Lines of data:
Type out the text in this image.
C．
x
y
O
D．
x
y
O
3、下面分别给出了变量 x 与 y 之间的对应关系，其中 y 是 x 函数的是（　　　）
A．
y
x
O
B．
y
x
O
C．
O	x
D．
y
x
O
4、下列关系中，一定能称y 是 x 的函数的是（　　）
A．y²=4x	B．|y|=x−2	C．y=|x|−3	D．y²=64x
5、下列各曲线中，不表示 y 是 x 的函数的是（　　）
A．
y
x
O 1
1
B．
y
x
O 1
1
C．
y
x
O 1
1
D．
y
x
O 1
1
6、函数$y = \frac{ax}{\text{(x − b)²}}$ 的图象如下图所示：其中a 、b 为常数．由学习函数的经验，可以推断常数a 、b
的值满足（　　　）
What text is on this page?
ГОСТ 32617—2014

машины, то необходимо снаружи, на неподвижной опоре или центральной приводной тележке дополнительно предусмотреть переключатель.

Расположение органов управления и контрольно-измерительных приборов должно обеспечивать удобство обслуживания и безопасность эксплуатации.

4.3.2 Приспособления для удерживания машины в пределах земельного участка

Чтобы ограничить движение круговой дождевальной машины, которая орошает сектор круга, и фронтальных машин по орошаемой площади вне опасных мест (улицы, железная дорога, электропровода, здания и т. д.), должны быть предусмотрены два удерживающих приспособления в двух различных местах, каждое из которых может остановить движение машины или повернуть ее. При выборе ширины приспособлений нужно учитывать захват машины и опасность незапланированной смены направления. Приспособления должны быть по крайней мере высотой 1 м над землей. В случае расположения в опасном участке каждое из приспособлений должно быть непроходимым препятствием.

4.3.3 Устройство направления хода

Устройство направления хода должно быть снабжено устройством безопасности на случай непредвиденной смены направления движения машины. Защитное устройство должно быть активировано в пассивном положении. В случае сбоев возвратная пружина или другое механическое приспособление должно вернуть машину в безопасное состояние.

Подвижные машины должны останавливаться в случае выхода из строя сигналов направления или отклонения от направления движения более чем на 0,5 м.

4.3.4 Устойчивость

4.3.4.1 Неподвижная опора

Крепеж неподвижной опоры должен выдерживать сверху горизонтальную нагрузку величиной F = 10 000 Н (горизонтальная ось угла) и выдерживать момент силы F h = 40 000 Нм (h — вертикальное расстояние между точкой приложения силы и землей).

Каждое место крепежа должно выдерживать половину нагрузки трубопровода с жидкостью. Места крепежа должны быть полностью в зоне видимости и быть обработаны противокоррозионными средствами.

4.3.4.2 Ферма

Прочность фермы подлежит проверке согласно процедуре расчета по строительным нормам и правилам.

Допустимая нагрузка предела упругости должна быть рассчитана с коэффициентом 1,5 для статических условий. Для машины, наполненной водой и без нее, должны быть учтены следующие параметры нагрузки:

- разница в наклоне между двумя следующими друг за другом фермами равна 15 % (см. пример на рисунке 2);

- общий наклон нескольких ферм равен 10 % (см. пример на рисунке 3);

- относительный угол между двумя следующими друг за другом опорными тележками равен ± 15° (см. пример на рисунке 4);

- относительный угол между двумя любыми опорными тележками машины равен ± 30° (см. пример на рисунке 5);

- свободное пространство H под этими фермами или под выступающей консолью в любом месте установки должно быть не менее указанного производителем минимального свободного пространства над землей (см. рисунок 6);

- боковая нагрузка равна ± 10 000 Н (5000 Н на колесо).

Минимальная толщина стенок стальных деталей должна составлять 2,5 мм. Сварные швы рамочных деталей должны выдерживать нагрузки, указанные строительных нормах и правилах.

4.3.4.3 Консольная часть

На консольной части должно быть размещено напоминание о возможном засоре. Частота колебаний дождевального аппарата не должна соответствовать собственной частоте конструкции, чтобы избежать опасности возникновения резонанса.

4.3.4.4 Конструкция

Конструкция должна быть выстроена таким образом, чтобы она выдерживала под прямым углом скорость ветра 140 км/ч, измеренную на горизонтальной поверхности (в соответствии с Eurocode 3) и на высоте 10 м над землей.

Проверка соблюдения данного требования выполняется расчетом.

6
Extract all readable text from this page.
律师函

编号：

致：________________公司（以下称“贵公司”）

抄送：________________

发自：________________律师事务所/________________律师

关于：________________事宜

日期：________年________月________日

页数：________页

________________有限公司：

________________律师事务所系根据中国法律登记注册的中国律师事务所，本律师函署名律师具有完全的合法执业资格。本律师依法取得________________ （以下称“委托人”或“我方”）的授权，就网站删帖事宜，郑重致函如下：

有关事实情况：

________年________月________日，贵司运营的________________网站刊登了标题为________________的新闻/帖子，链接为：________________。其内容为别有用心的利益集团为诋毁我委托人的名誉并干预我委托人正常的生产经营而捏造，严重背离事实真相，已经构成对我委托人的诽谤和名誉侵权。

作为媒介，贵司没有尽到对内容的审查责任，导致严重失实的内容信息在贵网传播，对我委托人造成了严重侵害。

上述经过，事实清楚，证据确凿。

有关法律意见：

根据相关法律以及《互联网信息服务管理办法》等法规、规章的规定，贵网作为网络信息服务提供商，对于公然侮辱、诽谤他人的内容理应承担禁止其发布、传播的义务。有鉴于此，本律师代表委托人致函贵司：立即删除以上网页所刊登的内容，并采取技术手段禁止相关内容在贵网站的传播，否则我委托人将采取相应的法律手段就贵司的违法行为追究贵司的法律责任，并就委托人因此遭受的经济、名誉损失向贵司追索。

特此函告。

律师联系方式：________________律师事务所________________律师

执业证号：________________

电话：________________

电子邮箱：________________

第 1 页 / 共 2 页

What to do: Write out every entry above, word for word.

Full response:
Type out the text in this image.
C．
x
y
O
D．
x
y
O
3、下面分别给出了变量 x 与 y 之间的对应关系，其中 y 是 x 函数的是（　　　）
A．
y
x
O
B．
y
x
O
C．
O	x
D．
y
x
O
4、下列关系中，一定能称y 是 x 的函数的是（　　）
A．y²=4x	B．|y|=x−2	C．y=|x|−3	D．y²=64x
5、下列各曲线中，不表示 y 是 x 的函数的是（　　）
A．
y
x
O 1
1
B．
y
x
O 1
1
C．
y
x
O 1
1
D．
y
x
O 1
1
6、函数$y = \frac{ax}{\text{(x − b)²}}$ 的图象如下图所示：其中a 、b 为常数．由学习函数的经验，可以推断常数a 、b
的值满足（　　　）
What text is on this page?
ГОСТ 32617—2014

машины, то необходимо снаружи, на неподвижной опоре или центральной приводной тележке дополнительно предусмотреть переключатель.

Расположение органов управления и контрольно-измерительных приборов должно обеспечивать удобство обслуживания и безопасность эксплуатации.

4.3.2 Приспособления для удерживания машины в пределах земельного участка

Чтобы ограничить движение круговой дождевальной машины, которая орошает сектор круга, и фронтальных машин по орошаемой площади вне опасных мест (улицы, железная дорога, электропровода, здания и т. д.), должны быть предусмотрены два удерживающих приспособления в двух различных местах, каждое из которых может остановить движение машины или повернуть ее. При выборе ширины приспособлений нужно учитывать захват машины и опасность незапланированной смены направления. Приспособления должны быть по крайней мере высотой 1 м над землей. В случае расположения в опасном участке каждое из приспособлений должно быть непроходимым препятствием.

4.3.3 Устройство направления хода

Устройство направления хода должно быть снабжено устройством безопасности на случай непредвиденной смены направления движения машины. Защитное устройство должно быть активировано в пассивном положении. В случае сбоев возвратная пружина или другое механическое приспособление должно вернуть машину в безопасное состояние.

Подвижные машины должны останавливаться в случае выхода из строя сигналов направления или отклонения от направления движения более чем на 0,5 м.

4.3.4 Устойчивость

4.3.4.1 Неподвижная опора

Крепеж неподвижной опоры должен выдерживать сверху горизонтальную нагрузку величиной F = 10 000 Н (горизонтальная ось угла) и выдерживать момент силы F h = 40 000 Нм (h — вертикальное расстояние между точкой приложения силы и землей).

Каждое место крепежа должно выдерживать половину нагрузки трубопровода с жидкостью. Места крепежа должны быть полностью в зоне видимости и быть обработаны противокоррозионными средствами.

4.3.4.2 Ферма

Прочность фермы подлежит проверке согласно процедуре расчета по строительным нормам и правилам.

Допустимая нагрузка предела упругости должна быть рассчитана с коэффициентом 1,5 для статических условий. Для машины, наполненной водой и без нее, должны быть учтены следующие параметры нагрузки:

- разница в наклоне между двумя следующими друг за другом фермами равна 15 % (см. пример на рисунке 2);

- общий наклон нескольких ферм равен 10 % (см. пример на рисунке 3);

- относительный угол между двумя следующими друг за другом опорными тележками равен ± 15° (см. пример на рисунке 4);

- относительный угол между двумя любыми опорными тележками машины равен ± 30° (см. пример на рисунке 5);

- свободное пространство H под этими фермами или под выступающей консолью в любом месте установки должно быть не менее указанного производителем минимального свободного пространства над землей (см. рисунок 6);

- боковая нагрузка равна ± 10 000 Н (5000 Н на колесо).

Минимальная толщина стенок стальных деталей должна составлять 2,5 мм. Сварные швы рамочных деталей должны выдерживать нагрузки, указанные строительных нормах и правилах.

4.3.4.3 Консольная часть

На консольной части должно быть размещено напоминание о возможном засоре. Частота колебаний дождевального аппарата не должна соответствовать собственной частоте конструкции, чтобы избежать опасности возникновения резонанса.

4.3.4.4 Конструкция

Конструкция должна быть выстроена таким образом, чтобы она выдерживала под прямым углом скорость ветра 140 км/ч, измеренную на горизонтальной поверхности (в соответствии с Eurocode 3) и на высоте 10 м над землей.

Проверка соблюдения данного требования выполняется расчетом.

6
Extract all readable text from this page.
律师函

编号：

致：________________公司（以下称“贵公司”）

抄送：________________

发自：________________律师事务所/________________律师

关于：________________事宜

日期：________年________月________日

页数：________页

________________有限公司：

________________律师事务所系根据中国法律登记注册的中国律师事务所，本律师函署名律师具有完全的合法执业资格。本律师依法取得________________ （以下称“委托人”或“我方”）的授权，就网站删帖事宜，郑重致函如下：

有关事实情况：

________年________月________日，贵司运营的________________网站刊登了标题为________________的新闻/帖子，链接为：________________。其内容为别有用心的利益集团为诋毁我委托人的名誉并干预我委托人正常的生产经营而捏造，严重背离事实真相，已经构成对我委托人的诽谤和名誉侵权。

作为媒介，贵司没有尽到对内容的审查责任，导致严重失实的内容信息在贵网传播，对我委托人造成了严重侵害。

上述经过，事实清楚，证据确凿。

有关法律意见：

根据相关法律以及《互联网信息服务管理办法》等法规、规章的规定，贵网作为网络信息服务提供商，对于公然侮辱、诽谤他人的内容理应承担禁止其发布、传播的义务。有鉴于此，本律师代表委托人致函贵司：立即删除以上网页所刊登的内容，并采取技术手段禁止相关内容在贵网站的传播，否则我委托人将采取相应的法律手段就贵司的违法行为追究贵司的法律责任，并就委托人因此遭受的经济、名誉损失向贵司追索。

特此函告。

律师联系方式：________________律师事务所________________律师

执业证号：________________

电话：________________

电子邮箱：________________

第 1 页 / 共 2 页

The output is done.